Exercise objective.
Return the records word for word. Any pictures in them are not part of the copy.
---------- Records for this exercise
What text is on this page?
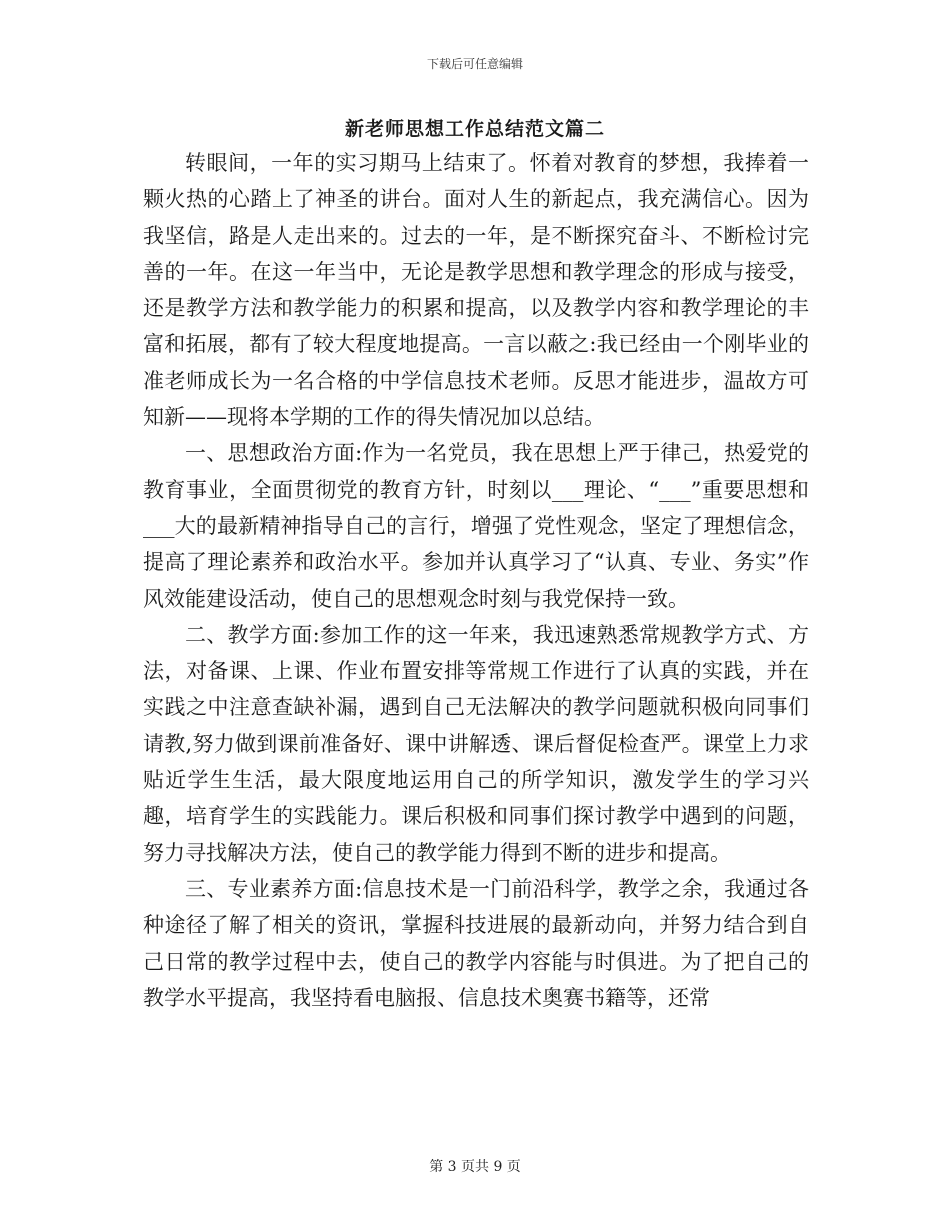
下载后可任意编辑
新老师思想工作总结范文篇二

转眼间，一年的实习期马上结束了。怀着对教育的梦想，我捧着一颗火热的心踏上了神圣的讲台。面对人生的新起点，我充满信心。因为我坚信，路是人走出来的。过去的一年，是不断探究奋斗、不断检讨完善的一年。在这一年当中，无论是教学思想和教学理念的形成与接受，还是教学方法和教学能力的积累和提高，以及教学内容和教学理论的丰富和拓展，都有了较大程度地提高。一言以蔽之:我已经由一个刚毕业的准老师成长为一名合格的中学信息技术老师。反思才能进步，温故方可知新——现将本学期的工作的得失情况加以总结。

一、思想政治方面:作为一名党员，我在思想上严于律己，热爱党的教育事业，全面贯彻党的教育方针，时刻以___理论、“___”重要思想和___大的最新精神指导自己的言行，增强了党性观念，坚定了理想信念，提高了理论素养和政治水平。参加并认真学习了“认真、专业、务实”作风效能建设活动，使自己的思想观念时刻与我党保持一致。

二、教学方面:参加工作的这一年来，我迅速熟悉常规教学方式、方法，对备课、上课、作业布置安排等常规工作进行了认真的实践，并在实践之中注意查缺补漏，遇到自己无法解决的教学问题就积极向同事们请教,努力做到课前准备好、课中讲解透、课后督促检查严。课堂上力求贴近学生生活，最大限度地运用自己的所学知识，激发学生的学习兴趣，培育学生的实践能力。课后积极和同事们探讨教学中遇到的问题，努力寻找解决方法，使自己的教学能力得到不断的进步和提高。

三、专业素养方面:信息技术是一门前沿科学，教学之余，我通过各种途径了解了相关的资讯，掌握科技进展的最新动向，并努力结合到自己日常的教学过程中去，使自己的教学内容能与时俱进。为了把自己的教学水平提高，我坚持看电脑报、信息技术奥赛书籍等，还常

第 3 页共 9 页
--------------------
Task solution.
What text is on this page?
下载后可任意编辑
新老师思想工作总结范文篇二

转眼间，一年的实习期马上结束了。怀着对教育的梦想，我捧着一颗火热的心踏上了神圣的讲台。面对人生的新起点，我充满信心。因为我坚信，路是人走出来的。过去的一年，是不断探究奋斗、不断检讨完善的一年。在这一年当中，无论是教学思想和教学理念的形成与接受，还是教学方法和教学能力的积累和提高，以及教学内容和教学理论的丰富和拓展，都有了较大程度地提高。一言以蔽之:我已经由一个刚毕业的准老师成长为一名合格的中学信息技术老师。反思才能进步，温故方可知新——现将本学期的工作的得失情况加以总结。

一、思想政治方面:作为一名党员，我在思想上严于律己，热爱党的教育事业，全面贯彻党的教育方针，时刻以___理论、“___”重要思想和___大的最新精神指导自己的言行，增强了党性观念，坚定了理想信念，提高了理论素养和政治水平。参加并认真学习了“认真、专业、务实”作风效能建设活动，使自己的思想观念时刻与我党保持一致。

二、教学方面:参加工作的这一年来，我迅速熟悉常规教学方式、方法，对备课、上课、作业布置安排等常规工作进行了认真的实践，并在实践之中注意查缺补漏，遇到自己无法解决的教学问题就积极向同事们请教,努力做到课前准备好、课中讲解透、课后督促检查严。课堂上力求贴近学生生活，最大限度地运用自己的所学知识，激发学生的学习兴趣，培育学生的实践能力。课后积极和同事们探讨教学中遇到的问题，努力寻找解决方法，使自己的教学能力得到不断的进步和提高。

三、专业素养方面:信息技术是一门前沿科学，教学之余，我通过各种途径了解了相关的资讯，掌握科技进展的最新动向，并努力结合到自己日常的教学过程中去，使自己的教学内容能与时俱进。为了把自己的教学水平提高，我坚持看电脑报、信息技术奥赛书籍等，还常

第 3 页共 9 页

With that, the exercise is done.